→ Text section:
--------

Otobong Nkanga
Otobong Nkanga’s work foregrounds ecological themes of relationality and becoming through a distilled poetics of entanglement. Her multidisciplinary practice examines the complex social, political, and material relationships between bodies, territories, minerals and the earth. Unsettling the divisions between minimal and conceptual or sensual and surreal approaches, the artist’s research-based practice constellates humans and landscapes, organic and non-organic matter, Global North and Global South economies. Through drawing, installation, performance, photography, textiles and sculpture, Nkanga creates pathways translating the natural world – its plants, herbs, minerals and living organisms – into networked, aggregated situations evoking memory, labour, home, care, ownership, emotion, touch and smell.
In addition to producing distinct and rigorously researched art objects, Nkanga has consistently broken new ground through her ambitious, long-term projects. Landversation, which toured four cities from 2014-20, puts the artist and visiting publics in dialogue with multiple local communities who have deep connections to the land; while The Carved to Flow Foundation, established in Akwa Ibom, Nigeria, on the occasion of a series of performances held at documenta 14 in 2017, is a platform dedicated to researching material cultures and fostering shared experimentation and exchange locally. These projects, and Nkanga’s practice more broadly, evidence a transhistorical and cross-cultural diversity of influences, pointing to the planetary scale of her artistic investigations. Reframing people and objects as compressed multitudes and as entities that come into being in relation to other entities, Nkanga deftly weaves insights from geology, botany, poetry and non-Western knowledge systems. Her works’ allusions to the reparative potentials of connectivity urgently gesture towards the possibility of more liveable futures.
Otobong Nkanga (born 1974, Kano, Nigeria) lives and works in Antwerp, Belgium. She studied at the Obafemi Awolowo University in Ife-Ife, Nigeria; the École Nationale Supérieure des Beaux-Arts in Paris and did her masters in the Performing Arts at DasArts, Advanced Research in Theatre and Dance studies in Amsterdam. Nkanga has been an artist-in-residence at the Rijksakademie van beeldende kunsten in Amsterdam in 2002-04, DAAD Berlin programme in 2013-14 and at the Martin Gropius-Bau in 2019.

--------

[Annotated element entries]
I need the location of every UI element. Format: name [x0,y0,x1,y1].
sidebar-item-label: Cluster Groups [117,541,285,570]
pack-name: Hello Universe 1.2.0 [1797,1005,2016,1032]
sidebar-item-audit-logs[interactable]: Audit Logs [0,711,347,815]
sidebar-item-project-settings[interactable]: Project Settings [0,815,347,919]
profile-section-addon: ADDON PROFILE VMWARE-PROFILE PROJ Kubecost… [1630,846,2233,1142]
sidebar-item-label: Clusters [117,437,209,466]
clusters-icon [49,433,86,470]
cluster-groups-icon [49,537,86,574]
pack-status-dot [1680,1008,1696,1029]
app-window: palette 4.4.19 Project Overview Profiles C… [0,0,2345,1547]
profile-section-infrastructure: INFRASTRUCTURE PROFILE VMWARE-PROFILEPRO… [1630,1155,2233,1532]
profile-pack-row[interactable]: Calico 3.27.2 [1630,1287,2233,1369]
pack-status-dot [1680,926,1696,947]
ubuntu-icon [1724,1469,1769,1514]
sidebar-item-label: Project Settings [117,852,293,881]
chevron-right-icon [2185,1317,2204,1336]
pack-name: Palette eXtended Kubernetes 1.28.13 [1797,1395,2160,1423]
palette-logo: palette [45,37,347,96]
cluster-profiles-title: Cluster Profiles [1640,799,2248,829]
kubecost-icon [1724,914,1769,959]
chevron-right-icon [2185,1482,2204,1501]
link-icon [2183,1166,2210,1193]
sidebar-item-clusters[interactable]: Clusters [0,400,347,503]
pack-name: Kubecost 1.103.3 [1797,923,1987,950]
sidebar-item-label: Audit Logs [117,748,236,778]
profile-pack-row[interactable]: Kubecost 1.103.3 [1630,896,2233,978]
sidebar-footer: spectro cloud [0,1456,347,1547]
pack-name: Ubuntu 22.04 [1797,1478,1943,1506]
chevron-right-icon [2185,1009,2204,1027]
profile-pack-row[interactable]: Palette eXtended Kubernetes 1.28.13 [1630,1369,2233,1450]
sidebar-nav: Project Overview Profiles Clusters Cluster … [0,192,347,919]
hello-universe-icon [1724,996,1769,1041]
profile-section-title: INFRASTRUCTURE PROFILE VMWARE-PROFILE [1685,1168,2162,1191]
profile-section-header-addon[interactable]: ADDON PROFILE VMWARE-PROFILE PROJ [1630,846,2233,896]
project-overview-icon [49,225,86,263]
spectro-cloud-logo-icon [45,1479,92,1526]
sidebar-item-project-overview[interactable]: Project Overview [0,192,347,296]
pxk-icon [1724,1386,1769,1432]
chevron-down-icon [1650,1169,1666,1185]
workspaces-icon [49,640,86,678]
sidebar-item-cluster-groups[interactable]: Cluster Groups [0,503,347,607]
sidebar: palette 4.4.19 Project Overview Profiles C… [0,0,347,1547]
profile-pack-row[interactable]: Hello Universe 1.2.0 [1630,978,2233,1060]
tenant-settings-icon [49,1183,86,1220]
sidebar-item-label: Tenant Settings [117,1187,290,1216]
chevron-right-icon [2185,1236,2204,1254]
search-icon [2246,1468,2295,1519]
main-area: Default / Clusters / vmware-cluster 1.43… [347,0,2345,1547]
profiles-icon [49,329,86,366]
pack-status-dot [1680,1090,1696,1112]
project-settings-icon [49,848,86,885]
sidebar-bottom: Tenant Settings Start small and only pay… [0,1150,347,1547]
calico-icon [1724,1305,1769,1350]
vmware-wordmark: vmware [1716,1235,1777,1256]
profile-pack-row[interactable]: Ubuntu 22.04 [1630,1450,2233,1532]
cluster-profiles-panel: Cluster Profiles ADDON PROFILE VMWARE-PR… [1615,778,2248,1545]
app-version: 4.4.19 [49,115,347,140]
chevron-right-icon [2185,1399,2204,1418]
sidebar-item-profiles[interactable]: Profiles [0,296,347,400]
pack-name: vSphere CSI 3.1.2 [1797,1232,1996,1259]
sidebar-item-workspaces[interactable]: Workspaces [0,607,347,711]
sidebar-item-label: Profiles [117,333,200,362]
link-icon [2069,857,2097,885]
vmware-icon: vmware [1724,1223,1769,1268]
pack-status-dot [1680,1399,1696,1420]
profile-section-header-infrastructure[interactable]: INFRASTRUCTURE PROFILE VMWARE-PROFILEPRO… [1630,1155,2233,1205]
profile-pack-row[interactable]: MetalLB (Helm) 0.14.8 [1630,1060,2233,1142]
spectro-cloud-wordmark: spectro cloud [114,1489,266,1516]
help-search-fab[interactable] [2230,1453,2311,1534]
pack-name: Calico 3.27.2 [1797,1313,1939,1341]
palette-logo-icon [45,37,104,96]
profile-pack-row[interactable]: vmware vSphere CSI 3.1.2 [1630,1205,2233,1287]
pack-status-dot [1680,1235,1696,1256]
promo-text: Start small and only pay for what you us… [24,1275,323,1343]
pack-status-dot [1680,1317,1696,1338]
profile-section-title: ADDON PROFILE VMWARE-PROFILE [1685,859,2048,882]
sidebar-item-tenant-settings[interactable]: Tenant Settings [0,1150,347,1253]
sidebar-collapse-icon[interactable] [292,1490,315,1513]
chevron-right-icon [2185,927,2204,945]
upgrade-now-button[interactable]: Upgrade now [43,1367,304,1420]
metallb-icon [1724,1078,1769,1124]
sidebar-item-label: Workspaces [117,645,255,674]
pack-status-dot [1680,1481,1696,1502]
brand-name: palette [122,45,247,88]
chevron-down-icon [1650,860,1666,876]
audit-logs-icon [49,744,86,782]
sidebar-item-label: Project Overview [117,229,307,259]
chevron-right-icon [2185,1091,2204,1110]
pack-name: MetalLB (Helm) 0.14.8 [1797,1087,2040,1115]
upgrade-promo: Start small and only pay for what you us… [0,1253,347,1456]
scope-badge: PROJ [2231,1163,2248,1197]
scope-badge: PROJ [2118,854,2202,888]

--------

→ Problems to solve:
• a. In the Otobong Nkanga biography, quote the passage from "Otobong Nkanga (born" up to and including "Gropius-Bau in 2019.".
• b. Answer these questions using the Otobong Nkanga biography:
(i) In what year and city was Nkanga born?
(ii) Where was The Carved to Flow Foundation established?
(iii) How many cities did Landversation tour?

→ Outputs:
• a.
Otobong Nkanga (born 1974, Kano, Nigeria) lives and works in Antwerp, Belgium. She studied at the Obafemi Awolowo University in Ife-Ife, Nigeria; the École Nationale Supérieure des Beaux-Arts in Paris and did her masters in the Performing Arts at DasArts, Advanced Research in Theatre and Dance studies in Amsterdam. Nkanga has been an artist-in-residence at the Rijksakademie van beeldende kunsten in Amsterdam in 2002-04, DAAD Berlin programme in 2013-14 and at the Martin Gropius-Bau in 2019.

• b.
(i) 1974, in Kano, Nigeria
(ii) Akwa Ibom, Nigeria
(iii) Four